* _Goal of the exercise_: Each line of the data that includes the string "Johannes" is to be copied out.
----------
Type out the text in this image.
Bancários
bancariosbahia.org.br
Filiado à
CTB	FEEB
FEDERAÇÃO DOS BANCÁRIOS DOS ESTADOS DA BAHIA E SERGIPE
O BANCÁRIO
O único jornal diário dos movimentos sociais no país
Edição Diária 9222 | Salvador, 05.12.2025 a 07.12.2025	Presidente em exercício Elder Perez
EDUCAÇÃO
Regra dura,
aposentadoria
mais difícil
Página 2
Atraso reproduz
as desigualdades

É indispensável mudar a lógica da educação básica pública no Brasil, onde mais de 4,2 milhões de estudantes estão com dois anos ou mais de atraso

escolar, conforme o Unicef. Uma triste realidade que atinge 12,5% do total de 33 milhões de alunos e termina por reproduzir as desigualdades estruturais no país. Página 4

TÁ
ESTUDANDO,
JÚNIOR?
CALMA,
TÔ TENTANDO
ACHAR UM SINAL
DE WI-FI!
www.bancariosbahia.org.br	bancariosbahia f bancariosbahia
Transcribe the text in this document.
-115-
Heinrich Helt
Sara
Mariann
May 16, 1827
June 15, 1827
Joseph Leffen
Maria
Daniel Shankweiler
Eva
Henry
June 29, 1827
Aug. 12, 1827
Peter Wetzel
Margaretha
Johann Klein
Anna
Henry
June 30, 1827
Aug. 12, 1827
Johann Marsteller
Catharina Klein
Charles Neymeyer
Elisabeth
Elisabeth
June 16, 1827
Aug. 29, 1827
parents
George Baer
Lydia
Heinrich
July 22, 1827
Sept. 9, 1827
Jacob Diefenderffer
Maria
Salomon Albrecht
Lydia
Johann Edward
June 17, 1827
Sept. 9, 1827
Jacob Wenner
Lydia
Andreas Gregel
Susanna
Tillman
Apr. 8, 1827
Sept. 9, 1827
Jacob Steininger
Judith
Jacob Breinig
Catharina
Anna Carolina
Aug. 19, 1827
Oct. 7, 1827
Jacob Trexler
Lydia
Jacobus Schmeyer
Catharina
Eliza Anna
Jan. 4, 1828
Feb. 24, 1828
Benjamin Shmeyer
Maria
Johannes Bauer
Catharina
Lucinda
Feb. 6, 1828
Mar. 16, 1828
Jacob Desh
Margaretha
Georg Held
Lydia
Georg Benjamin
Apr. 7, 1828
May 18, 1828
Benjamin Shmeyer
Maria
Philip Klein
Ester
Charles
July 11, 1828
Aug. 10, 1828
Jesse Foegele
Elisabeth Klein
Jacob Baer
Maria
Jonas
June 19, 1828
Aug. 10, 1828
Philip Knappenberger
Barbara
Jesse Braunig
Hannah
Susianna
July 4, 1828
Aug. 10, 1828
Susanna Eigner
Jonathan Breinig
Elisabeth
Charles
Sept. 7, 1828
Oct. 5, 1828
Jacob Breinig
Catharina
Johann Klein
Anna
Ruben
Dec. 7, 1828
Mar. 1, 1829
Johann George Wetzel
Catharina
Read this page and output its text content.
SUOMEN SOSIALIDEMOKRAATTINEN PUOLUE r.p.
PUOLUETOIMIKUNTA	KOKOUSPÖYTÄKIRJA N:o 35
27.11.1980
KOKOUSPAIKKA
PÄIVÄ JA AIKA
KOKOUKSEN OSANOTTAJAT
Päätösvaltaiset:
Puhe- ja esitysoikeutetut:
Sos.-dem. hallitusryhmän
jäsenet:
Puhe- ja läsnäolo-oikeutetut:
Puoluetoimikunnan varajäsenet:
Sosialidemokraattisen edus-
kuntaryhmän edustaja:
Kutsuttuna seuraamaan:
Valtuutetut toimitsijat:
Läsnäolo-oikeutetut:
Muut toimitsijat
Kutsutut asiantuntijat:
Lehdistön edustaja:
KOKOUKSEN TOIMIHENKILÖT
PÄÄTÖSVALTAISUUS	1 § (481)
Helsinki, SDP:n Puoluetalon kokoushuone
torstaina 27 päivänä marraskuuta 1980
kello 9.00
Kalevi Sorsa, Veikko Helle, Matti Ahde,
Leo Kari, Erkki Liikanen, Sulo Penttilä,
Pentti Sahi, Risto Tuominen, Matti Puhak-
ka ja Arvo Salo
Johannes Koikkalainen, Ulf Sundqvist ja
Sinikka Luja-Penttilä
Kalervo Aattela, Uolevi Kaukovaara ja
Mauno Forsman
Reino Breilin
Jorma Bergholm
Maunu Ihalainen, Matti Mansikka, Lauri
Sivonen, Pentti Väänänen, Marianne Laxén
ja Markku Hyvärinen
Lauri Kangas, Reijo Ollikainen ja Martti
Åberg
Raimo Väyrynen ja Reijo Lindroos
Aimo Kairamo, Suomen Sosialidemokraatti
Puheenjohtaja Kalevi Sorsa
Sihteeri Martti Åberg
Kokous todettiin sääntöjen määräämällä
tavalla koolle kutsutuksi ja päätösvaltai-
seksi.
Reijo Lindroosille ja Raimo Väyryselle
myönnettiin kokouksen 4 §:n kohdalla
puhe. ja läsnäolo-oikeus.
----------
* _Final result_:
Johannes Bauer
Johannes Koikkalainen, Ulf Sundqvist ja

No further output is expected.